DATA ROWS:
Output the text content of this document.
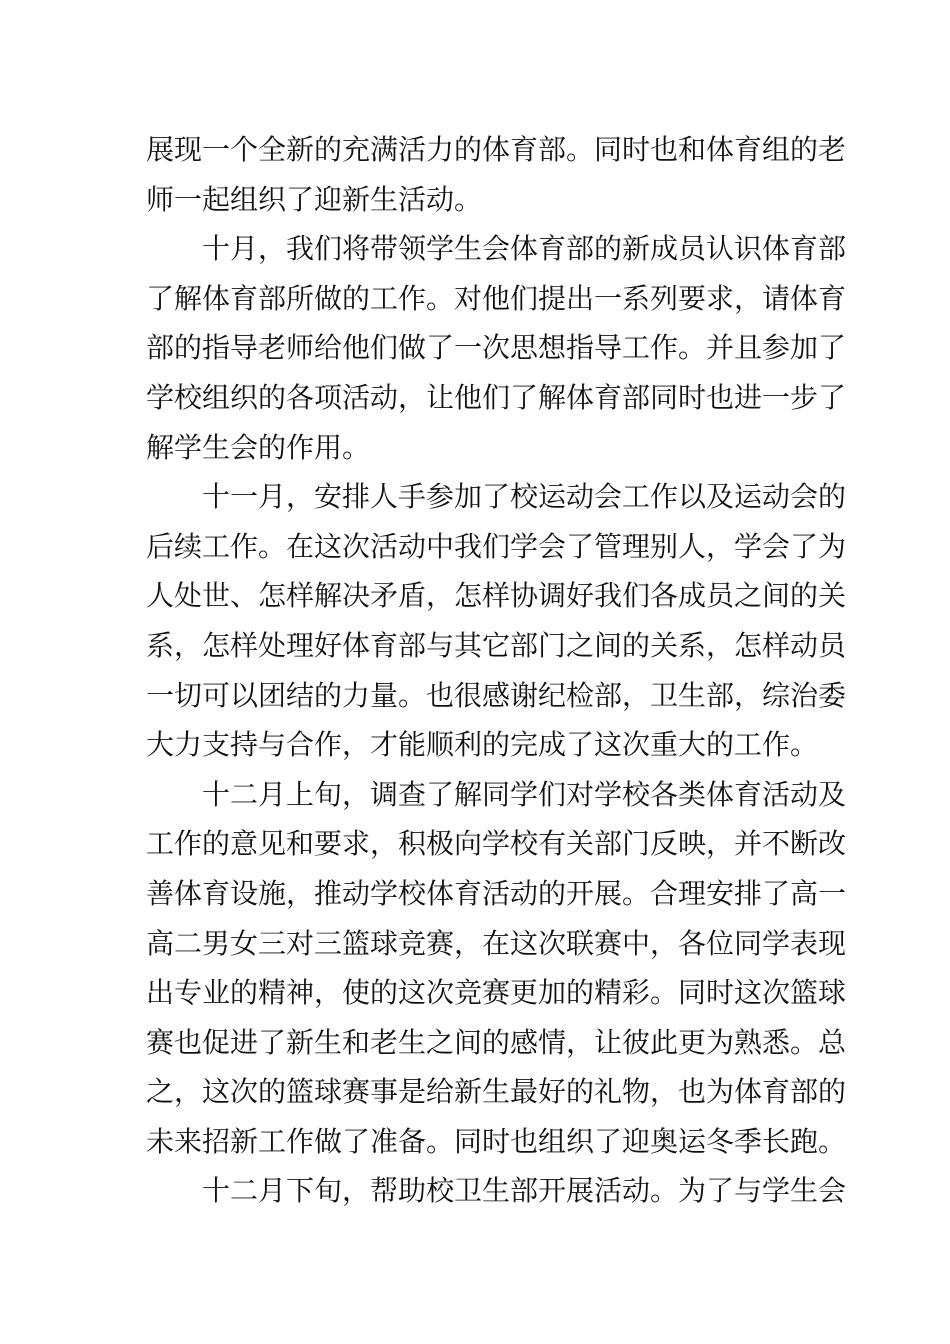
展现一个全新的充满活力的体育部。同时也和体育组的老
师一起组织了迎新生活动。
十月，我们将带领学生会体育部的新成员认识体育部
了解体育部所做的工作。对他们提出一系列要求，请体育
部的指导老师给他们做了一次思想指导工作。并且参加了
学校组织的各项活动，让他们了解体育部同时也进一步了
解学生会的作用。
十一月，安排人手参加了校运动会工作以及运动会的
后续工作。在这次活动中我们学会了管理别人，学会了为
人处世、怎样解决矛盾，怎样协调好我们各成员之间的关
系，怎样处理好体育部与其它部门之间的关系，怎样动员
一切可以团结的力量。也很感谢纪检部，卫生部，综治委
大力支持与合作，才能顺利的完成了这次重大的工作。
十二月上旬，调查了解同学们对学校各类体育活动及
工作的意见和要求，积极向学校有关部门反映，并不断改
善体育设施，推动学校体育活动的开展。合理安排了高一
高二男女三对三篮球竞赛，在这次联赛中，各位同学表现
出专业的精神，使的这次竞赛更加的精彩。同时这次篮球
赛也促进了新生和老生之间的感情，让彼此更为熟悉。总
之，这次的篮球赛事是给新生最好的礼物，也为体育部的
未来招新工作做了准备。同时也组织了迎奥运冬季长跑。
十二月下旬，帮助校卫生部开展活动。为了与学生会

TO DO: Repeat the lines above exactly, and keep every picture out.

EXERCISE RESPONSE:
Output the text content of this document.
展现一个全新的充满活力的体育部。同时也和体育组的老
师一起组织了迎新生活动。
十月，我们将带领学生会体育部的新成员认识体育部
了解体育部所做的工作。对他们提出一系列要求，请体育
部的指导老师给他们做了一次思想指导工作。并且参加了
学校组织的各项活动，让他们了解体育部同时也进一步了
解学生会的作用。
十一月，安排人手参加了校运动会工作以及运动会的
后续工作。在这次活动中我们学会了管理别人，学会了为
人处世、怎样解决矛盾，怎样协调好我们各成员之间的关
系，怎样处理好体育部与其它部门之间的关系，怎样动员
一切可以团结的力量。也很感谢纪检部，卫生部，综治委
大力支持与合作，才能顺利的完成了这次重大的工作。
十二月上旬，调查了解同学们对学校各类体育活动及
工作的意见和要求，积极向学校有关部门反映，并不断改
善体育设施，推动学校体育活动的开展。合理安排了高一
高二男女三对三篮球竞赛，在这次联赛中，各位同学表现
出专业的精神，使的这次竞赛更加的精彩。同时这次篮球
赛也促进了新生和老生之间的感情，让彼此更为熟悉。总
之，这次的篮球赛事是给新生最好的礼物，也为体育部的
未来招新工作做了准备。同时也组织了迎奥运冬季长跑。
十二月下旬，帮助校卫生部开展活动。为了与学生会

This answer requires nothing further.